-- Start Data section --

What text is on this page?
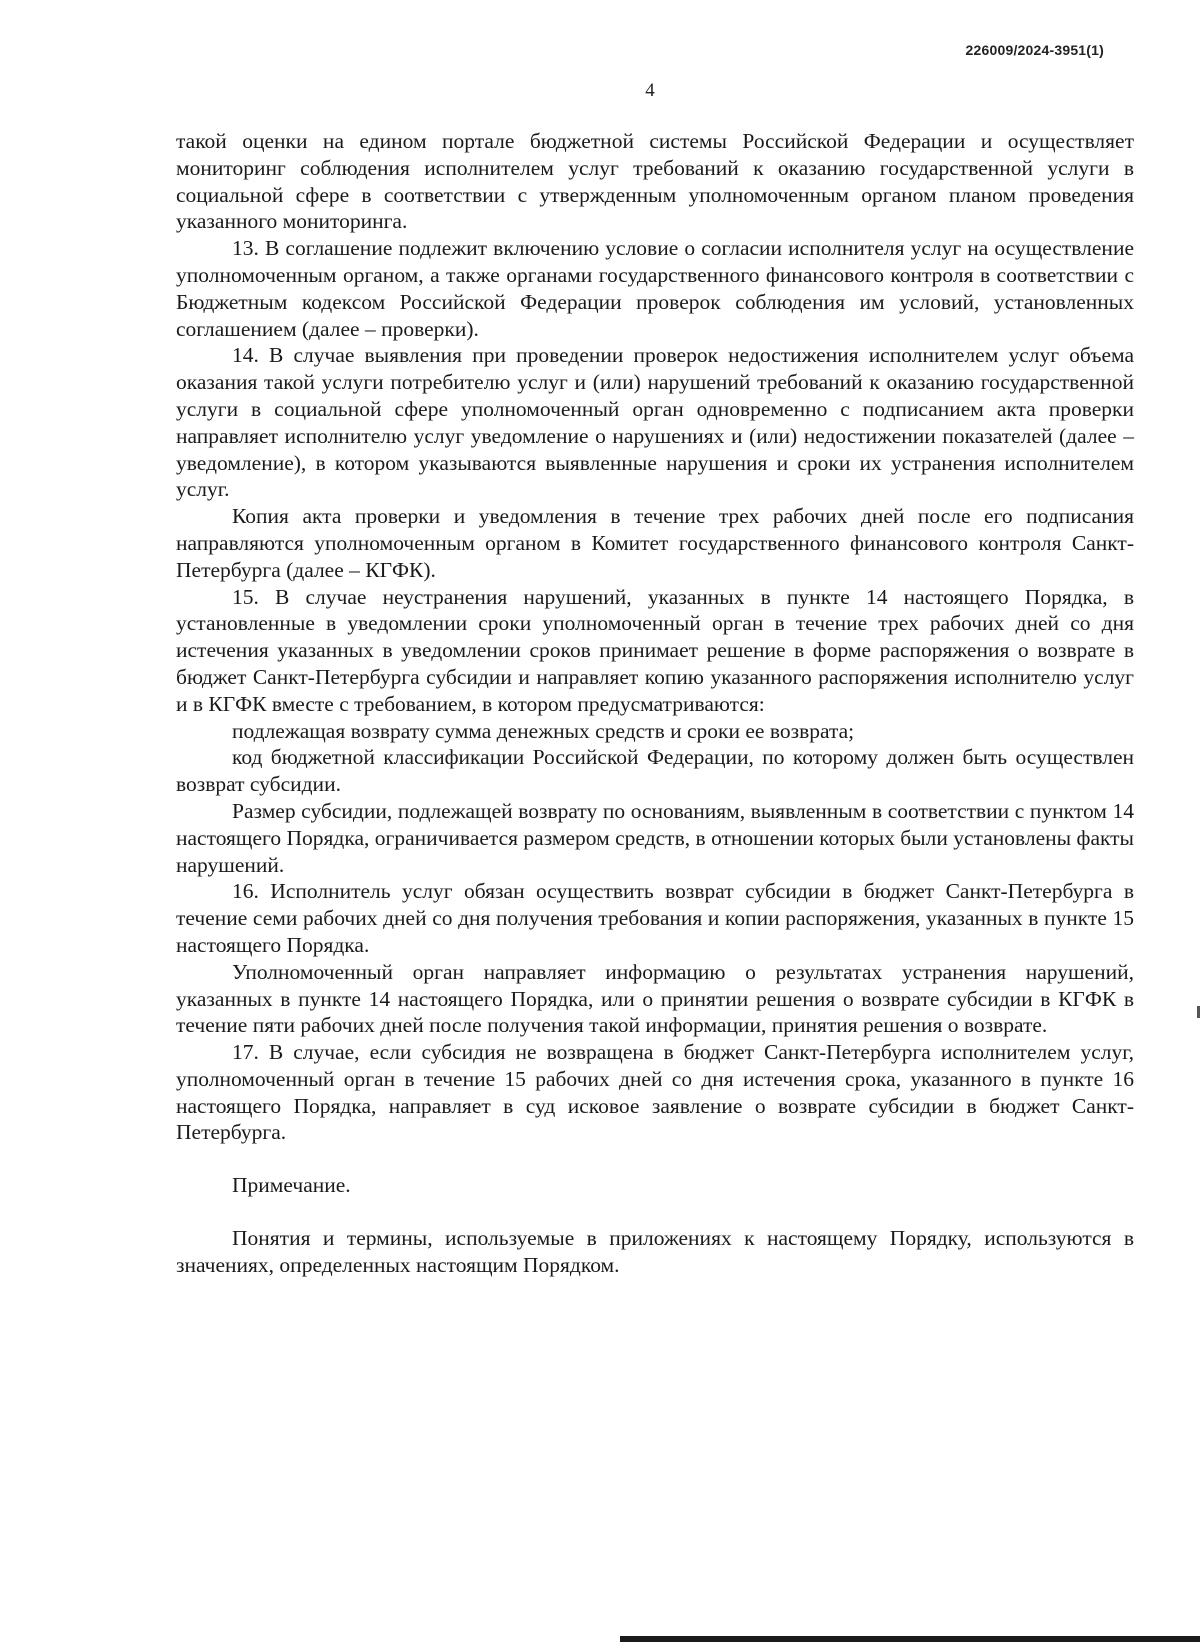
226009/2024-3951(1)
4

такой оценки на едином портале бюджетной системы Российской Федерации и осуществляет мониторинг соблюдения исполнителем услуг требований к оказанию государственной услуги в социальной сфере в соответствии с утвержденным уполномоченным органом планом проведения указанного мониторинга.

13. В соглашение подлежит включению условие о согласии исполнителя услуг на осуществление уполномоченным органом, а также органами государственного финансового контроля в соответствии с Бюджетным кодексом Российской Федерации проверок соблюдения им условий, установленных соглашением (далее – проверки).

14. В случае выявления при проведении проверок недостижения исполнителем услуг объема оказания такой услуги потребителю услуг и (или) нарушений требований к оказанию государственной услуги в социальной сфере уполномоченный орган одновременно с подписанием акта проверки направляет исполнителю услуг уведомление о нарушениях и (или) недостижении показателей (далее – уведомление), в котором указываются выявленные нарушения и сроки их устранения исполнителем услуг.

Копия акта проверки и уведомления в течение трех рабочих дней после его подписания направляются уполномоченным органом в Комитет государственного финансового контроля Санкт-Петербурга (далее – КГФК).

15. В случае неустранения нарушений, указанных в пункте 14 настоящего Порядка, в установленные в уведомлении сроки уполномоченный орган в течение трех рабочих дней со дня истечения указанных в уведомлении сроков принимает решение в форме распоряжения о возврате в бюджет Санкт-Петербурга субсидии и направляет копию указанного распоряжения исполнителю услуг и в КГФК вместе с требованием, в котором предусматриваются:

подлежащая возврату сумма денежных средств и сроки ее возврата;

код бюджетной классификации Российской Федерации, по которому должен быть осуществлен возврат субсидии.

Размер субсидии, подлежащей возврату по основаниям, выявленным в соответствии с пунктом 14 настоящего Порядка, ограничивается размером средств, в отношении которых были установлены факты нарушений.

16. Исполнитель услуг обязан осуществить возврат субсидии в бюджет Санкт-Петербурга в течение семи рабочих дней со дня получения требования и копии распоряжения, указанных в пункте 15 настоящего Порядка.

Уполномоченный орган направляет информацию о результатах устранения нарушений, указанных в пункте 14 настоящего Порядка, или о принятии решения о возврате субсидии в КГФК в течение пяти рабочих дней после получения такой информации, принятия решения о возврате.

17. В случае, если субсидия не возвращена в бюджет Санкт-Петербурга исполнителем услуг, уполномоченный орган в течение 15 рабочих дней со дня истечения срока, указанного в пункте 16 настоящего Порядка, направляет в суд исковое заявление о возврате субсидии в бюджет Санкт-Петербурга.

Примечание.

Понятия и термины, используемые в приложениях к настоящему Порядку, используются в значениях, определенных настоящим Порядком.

-- End Data section --
-- Start Data section --

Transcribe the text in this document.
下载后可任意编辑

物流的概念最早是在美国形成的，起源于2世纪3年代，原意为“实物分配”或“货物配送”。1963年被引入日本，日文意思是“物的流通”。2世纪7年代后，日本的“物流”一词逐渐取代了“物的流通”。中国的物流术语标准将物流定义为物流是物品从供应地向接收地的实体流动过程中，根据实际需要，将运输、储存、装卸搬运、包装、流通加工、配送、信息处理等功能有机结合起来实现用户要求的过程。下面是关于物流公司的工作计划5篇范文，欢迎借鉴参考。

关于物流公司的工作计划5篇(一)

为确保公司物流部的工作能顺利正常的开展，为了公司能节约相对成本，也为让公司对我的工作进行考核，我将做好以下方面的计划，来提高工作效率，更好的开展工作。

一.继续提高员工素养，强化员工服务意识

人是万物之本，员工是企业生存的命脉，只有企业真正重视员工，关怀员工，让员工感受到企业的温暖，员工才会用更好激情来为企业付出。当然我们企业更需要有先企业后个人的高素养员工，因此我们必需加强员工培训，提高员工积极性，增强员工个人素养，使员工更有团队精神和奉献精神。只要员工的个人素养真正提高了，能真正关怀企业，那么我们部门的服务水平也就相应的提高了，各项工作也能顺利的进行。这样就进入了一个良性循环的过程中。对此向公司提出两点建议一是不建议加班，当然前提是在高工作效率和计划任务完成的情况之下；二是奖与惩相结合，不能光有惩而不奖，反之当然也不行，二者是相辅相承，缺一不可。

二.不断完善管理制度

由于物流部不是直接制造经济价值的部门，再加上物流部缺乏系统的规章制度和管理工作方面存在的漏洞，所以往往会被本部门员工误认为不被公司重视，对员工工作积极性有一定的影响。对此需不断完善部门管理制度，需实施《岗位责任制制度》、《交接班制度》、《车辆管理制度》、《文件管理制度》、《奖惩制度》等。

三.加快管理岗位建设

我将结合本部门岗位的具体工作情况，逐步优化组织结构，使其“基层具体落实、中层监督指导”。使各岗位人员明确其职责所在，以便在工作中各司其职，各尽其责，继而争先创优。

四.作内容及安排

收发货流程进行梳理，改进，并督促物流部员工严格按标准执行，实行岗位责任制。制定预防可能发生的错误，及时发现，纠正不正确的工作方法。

-- End Data section --

* **Exercise instructions**: Of the lines above, how many hold the string "государственной"? Answer with only the number.

* **Answer**: 2